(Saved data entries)
○ ○ ○ ○

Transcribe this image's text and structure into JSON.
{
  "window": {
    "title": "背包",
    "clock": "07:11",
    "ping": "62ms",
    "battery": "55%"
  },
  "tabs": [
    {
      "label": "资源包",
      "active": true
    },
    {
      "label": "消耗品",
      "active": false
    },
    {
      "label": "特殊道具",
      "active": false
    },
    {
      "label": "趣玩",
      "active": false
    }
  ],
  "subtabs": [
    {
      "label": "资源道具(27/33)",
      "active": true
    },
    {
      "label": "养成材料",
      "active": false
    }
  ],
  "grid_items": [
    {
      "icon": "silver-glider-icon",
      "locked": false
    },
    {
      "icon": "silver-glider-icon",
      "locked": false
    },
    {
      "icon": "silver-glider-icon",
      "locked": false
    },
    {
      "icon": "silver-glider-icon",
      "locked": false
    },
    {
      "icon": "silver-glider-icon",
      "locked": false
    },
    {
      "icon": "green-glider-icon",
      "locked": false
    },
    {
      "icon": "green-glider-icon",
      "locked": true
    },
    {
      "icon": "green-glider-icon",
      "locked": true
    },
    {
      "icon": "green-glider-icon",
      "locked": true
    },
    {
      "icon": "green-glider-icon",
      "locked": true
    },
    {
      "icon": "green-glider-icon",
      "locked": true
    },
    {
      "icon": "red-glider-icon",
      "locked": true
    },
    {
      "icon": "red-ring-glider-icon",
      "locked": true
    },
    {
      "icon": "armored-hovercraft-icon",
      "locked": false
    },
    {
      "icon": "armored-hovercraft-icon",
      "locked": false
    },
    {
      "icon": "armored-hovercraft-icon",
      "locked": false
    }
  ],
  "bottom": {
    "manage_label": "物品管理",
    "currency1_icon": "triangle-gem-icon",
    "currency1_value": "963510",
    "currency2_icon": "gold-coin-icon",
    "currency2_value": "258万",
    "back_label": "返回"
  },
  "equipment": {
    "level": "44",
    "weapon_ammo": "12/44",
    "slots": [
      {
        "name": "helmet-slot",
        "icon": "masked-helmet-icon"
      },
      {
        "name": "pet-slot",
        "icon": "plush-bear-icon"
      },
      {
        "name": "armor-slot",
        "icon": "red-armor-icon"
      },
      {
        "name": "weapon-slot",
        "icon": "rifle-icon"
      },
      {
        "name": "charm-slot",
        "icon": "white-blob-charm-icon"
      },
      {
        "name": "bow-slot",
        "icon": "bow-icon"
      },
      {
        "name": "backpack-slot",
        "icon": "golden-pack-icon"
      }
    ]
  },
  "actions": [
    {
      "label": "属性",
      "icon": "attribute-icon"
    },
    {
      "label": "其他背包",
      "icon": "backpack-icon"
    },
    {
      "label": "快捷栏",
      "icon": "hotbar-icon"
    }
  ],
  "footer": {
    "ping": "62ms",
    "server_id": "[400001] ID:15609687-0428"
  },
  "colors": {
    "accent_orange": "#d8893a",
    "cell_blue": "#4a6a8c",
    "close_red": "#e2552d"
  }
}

○ ○ ○ ○

▶ **Directions for this task**
Show, from the listing above, each line that contains the word "name".

▶ **Exercise solution**
        "name": "helmet-slot",
        "name": "pet-slot",
        "name": "armor-slot",
        "name": "weapon-slot",
        "name": "charm-slot",
        "name": "bow-slot",
        "name": "backpack-slot",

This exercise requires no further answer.